• [YOUR GOAL]
Where a line contains the word "xlabel", copy that line in full.

• [INPUT ROWS]
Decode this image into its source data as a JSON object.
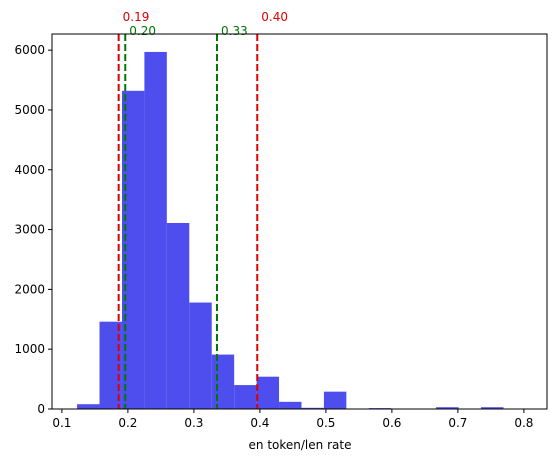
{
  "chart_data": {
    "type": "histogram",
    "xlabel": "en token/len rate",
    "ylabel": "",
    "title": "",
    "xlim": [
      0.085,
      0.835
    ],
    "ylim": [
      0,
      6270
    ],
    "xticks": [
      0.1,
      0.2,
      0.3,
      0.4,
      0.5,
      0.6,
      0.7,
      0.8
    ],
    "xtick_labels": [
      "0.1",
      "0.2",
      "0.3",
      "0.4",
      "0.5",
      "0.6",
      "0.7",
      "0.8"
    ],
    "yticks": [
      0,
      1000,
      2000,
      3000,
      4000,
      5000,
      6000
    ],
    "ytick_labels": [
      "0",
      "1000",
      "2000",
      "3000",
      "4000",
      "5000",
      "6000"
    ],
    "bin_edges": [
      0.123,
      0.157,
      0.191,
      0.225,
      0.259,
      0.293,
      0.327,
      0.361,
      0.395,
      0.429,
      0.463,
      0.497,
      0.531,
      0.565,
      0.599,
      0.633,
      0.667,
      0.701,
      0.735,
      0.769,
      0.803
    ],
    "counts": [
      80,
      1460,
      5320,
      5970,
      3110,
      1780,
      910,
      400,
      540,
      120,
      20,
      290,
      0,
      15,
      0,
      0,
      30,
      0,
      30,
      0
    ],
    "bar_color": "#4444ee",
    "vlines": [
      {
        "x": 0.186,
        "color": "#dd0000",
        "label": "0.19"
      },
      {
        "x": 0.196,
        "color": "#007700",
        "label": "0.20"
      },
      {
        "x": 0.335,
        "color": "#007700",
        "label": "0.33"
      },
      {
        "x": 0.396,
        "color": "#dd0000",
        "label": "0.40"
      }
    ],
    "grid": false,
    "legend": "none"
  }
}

--

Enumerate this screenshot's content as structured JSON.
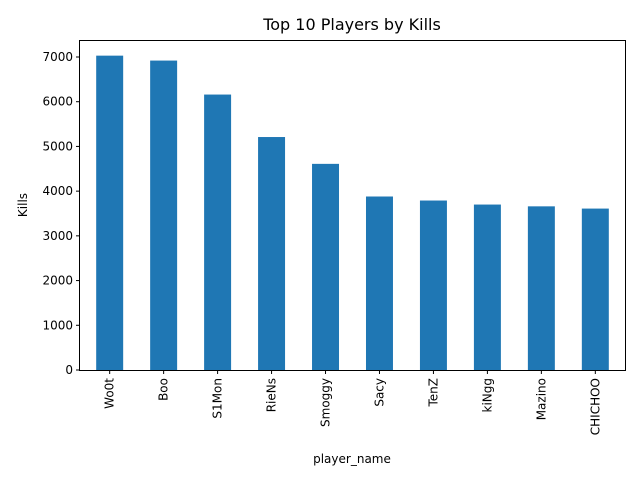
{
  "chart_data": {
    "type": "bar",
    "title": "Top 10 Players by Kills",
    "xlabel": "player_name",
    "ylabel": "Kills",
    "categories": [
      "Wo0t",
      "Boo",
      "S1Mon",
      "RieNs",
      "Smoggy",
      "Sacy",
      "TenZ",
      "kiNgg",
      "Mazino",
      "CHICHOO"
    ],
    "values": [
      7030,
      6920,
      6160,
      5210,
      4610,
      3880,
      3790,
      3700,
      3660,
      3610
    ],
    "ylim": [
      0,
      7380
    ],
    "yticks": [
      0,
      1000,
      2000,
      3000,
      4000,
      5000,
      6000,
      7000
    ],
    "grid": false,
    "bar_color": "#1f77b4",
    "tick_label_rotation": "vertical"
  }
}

• [ANSWER TO THE EXERCISE]
    "xlabel": "en token/len rate",
    "xlabel": "player_name",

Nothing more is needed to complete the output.